Goal –
From the listing below, extract each line containing the string "全党的核心地位".
#####
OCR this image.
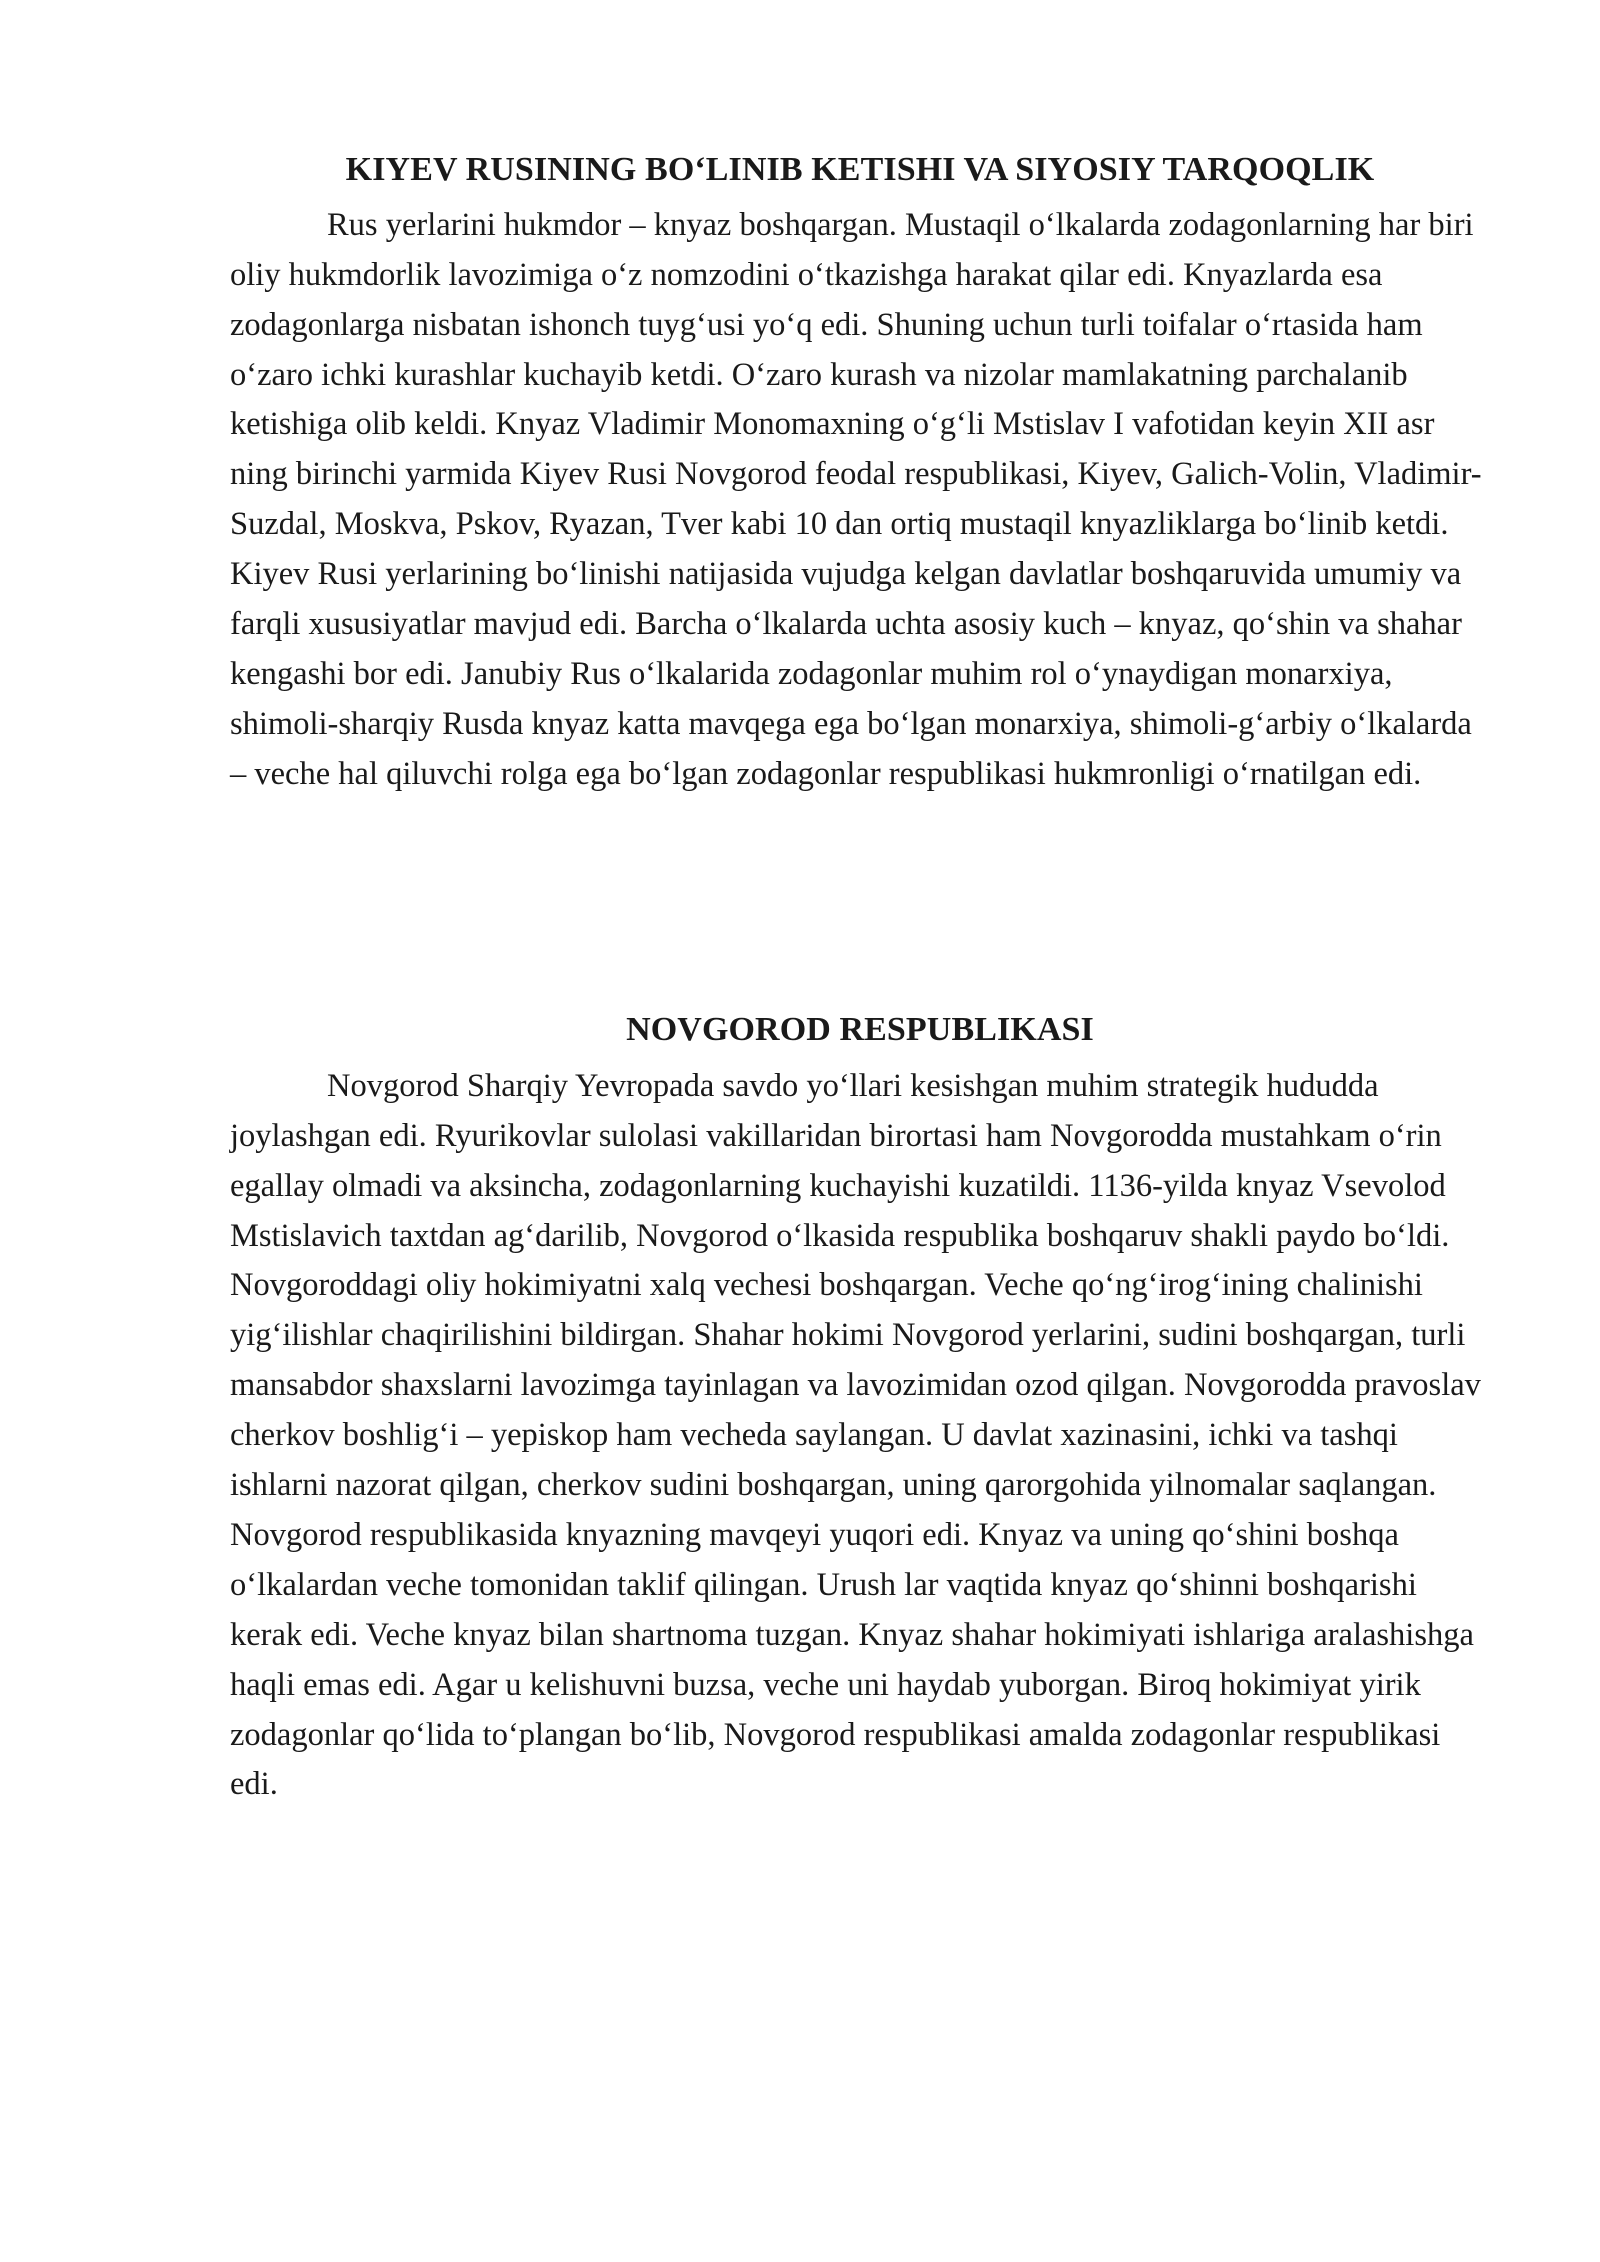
KIYEV RUSINING BO‘LINIB KETISHI VA SIYOSIY TARQOQLIK

Rus yerlarini hukmdor – knyaz boshqargan. Mustaqil o‘lkalarda zodagonlarning har biri oliy hukmdorlik lavozimiga o‘z nomzodini o‘tkazishga harakat qilar edi. Knyazlarda esa zodagonlarga nisbatan ishonch tuyg‘usi yo‘q edi. Shuning uchun turli toifalar o‘rtasida ham o‘zaro ichki kurashlar kuchayib ketdi. O‘zaro kurash va nizolar mamlakatning parchalanib ketishiga olib keldi. Knyaz Vladimir Monomaxning o‘g‘li Mstislav I vafotidan keyin XII asr ning birinchi yarmida Kiyev Rusi Novgorod feodal respublikasi, Kiyev, Galich-Volin, Vladimir-Suzdal, Moskva, Pskov, Ryazan, Tver kabi 10 dan ortiq mustaqil knyazliklarga bo‘linib ketdi. Kiyev Rusi yerlarining bo‘linishi natijasida vujudga kelgan davlatlar boshqaruvida umumiy va farqli xususiyatlar mavjud edi. Barcha o‘lkalarda uchta asosiy kuch – knyaz, qo‘shin va shahar kengashi bor edi. Janubiy Rus o‘lkalarida zodagonlar muhim rol o‘ynaydigan monarxiya, shimoli-sharqiy Rusda knyaz katta mavqega ega bo‘lgan monarxiya, shimoli-g‘arbiy o‘lkalarda – veche hal qiluvchi rolga ega bo‘lgan zodagonlar respublikasi hukmronligi o‘rnatilgan edi.

NOVGOROD RESPUBLIKASI

Novgorod Sharqiy Yevropada savdo yo‘llari kesishgan muhim strategik hududda joylashgan edi. Ryurikovlar sulolasi vakillaridan birortasi ham Novgorodda mustahkam o‘rin egallay olmadi va aksincha, zodagonlarning kuchayishi kuzatildi. 1136-yilda knyaz Vsevolod Mstislavich taxtdan ag‘darilib, Novgorod o‘lkasida respublika boshqaruv shakli paydo bo‘ldi. Novgoroddagi oliy hokimiyatni xalq vechesi boshqargan. Veche qo‘ng‘irog‘ining chalinishi yig‘ilishlar chaqirilishini bildirgan. Shahar hokimi Novgorod yerlarini, sudini boshqargan, turli mansabdor shaxslarni lavozimga tayinlagan va lavozimidan ozod qilgan. Novgorodda pravoslav cherkov boshlig‘i – yepiskop ham vecheda saylangan. U davlat xazinasini, ichki va tashqi ishlarni nazorat qilgan, cherkov sudini boshqargan, uning qarorgohida yilnomalar saqlangan. Novgorod respublikasida knyazning mavqeyi yuqori edi. Knyaz va uning qo‘shini boshqa o‘lkalardan veche tomonidan taklif qilingan. Urush lar vaqtida knyaz qo‘shinni boshqarishi kerak edi. Veche knyaz bilan shartnoma tuzgan. Knyaz shahar hokimiyati ishlariga aralashishga haqli emas edi. Agar u kelishuvni buzsa, veche uni haydab yuborgan. Biroq hokimiyat yirik zodagonlar qo‘lida to‘plangan bo‘lib, Novgorod respublikasi amalda zodagonlar respublikasi edi.
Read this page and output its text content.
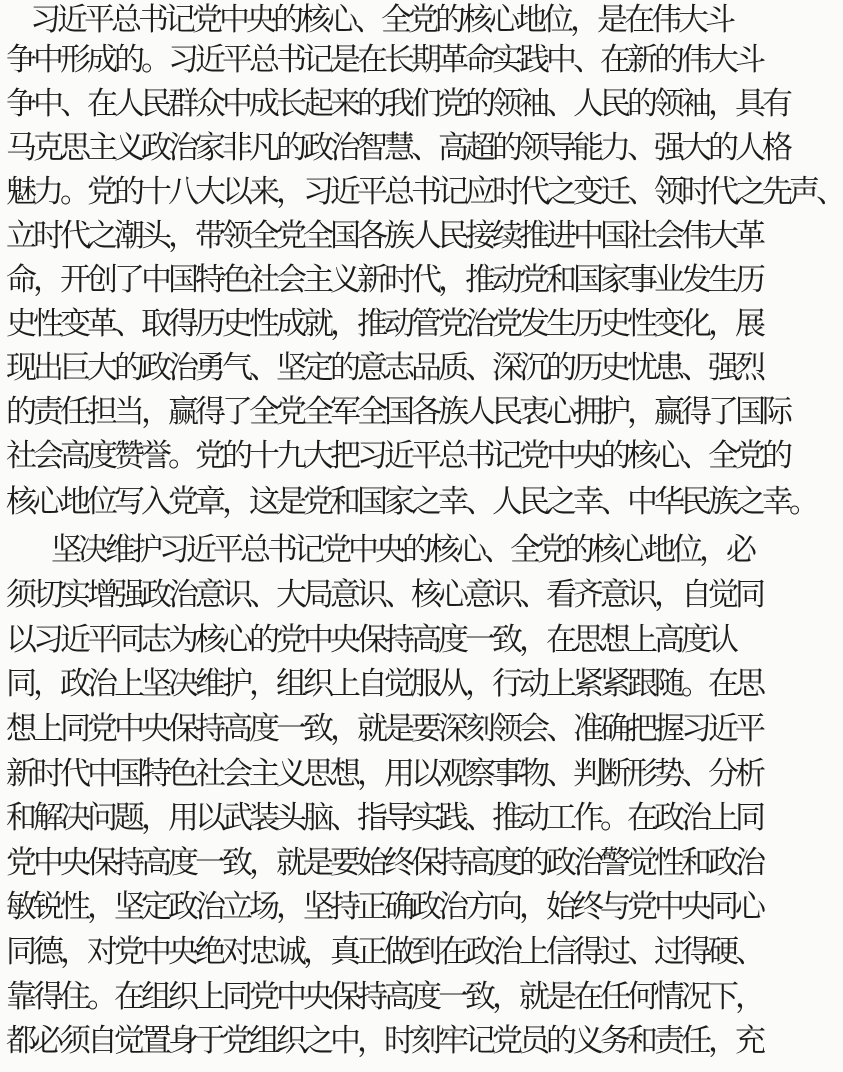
习近平总书记党中央的核心、全党的核心地位，是在伟大斗
争中形成的。习近平总书记是在长期革命实践中、在新的伟大斗
争中、在人民群众中成长起来的我们党的领袖、人民的领袖，具有
马克思主义政治家非凡的政治智慧、高超的领导能力、强大的人格
魅力。党的十八大以来，习近平总书记应时代之变迁、领时代之先声、
立时代之潮头，带领全党全国各族人民接续推进中国社会伟大革
命，开创了中国特色社会主义新时代，推动党和国家事业发生历
史性变革、取得历史性成就，推动管党治党发生历史性变化，展
现出巨大的政治勇气、坚定的意志品质、深沉的历史忧患、强烈
的责任担当，赢得了全党全军全国各族人民衷心拥护，赢得了国际
社会高度赞誉。党的十九大把习近平总书记党中央的核心、全党的
核心地位写入党章，这是党和国家之幸、人民之幸、中华民族之幸。
坚决维护习近平总书记党中央的核心、全党的核心地位，必
须切实增强政治意识、大局意识、核心意识、看齐意识，自觉同
以习近平同志为核心的党中央保持高度一致，在思想上高度认
同，政治上坚决维护，组织上自觉服从，行动上紧紧跟随。在思
想上同党中央保持高度一致，就是要深刻领会、准确把握习近平
新时代中国特色社会主义思想，用以观察事物、判断形势、分析
和解决问题，用以武装头脑、指导实践、推动工作。在政治上同
党中央保持高度一致，就是要始终保持高度的政治警觉性和政治
敏锐性，坚定政治立场，坚持正确政治方向，始终与党中央同心
同德，对党中央绝对忠诚，真正做到在政治上信得过、过得硬、
靠得住。在组织上同党中央保持高度一致，就是在任何情况下，
都必须自觉置身于党组织之中，时刻牢记党员的义务和责任，充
#####
Answer for this exercise –
习近平总书记党中央的核心、全党的核心地位，是在伟大斗
坚决维护习近平总书记党中央的核心、全党的核心地位，必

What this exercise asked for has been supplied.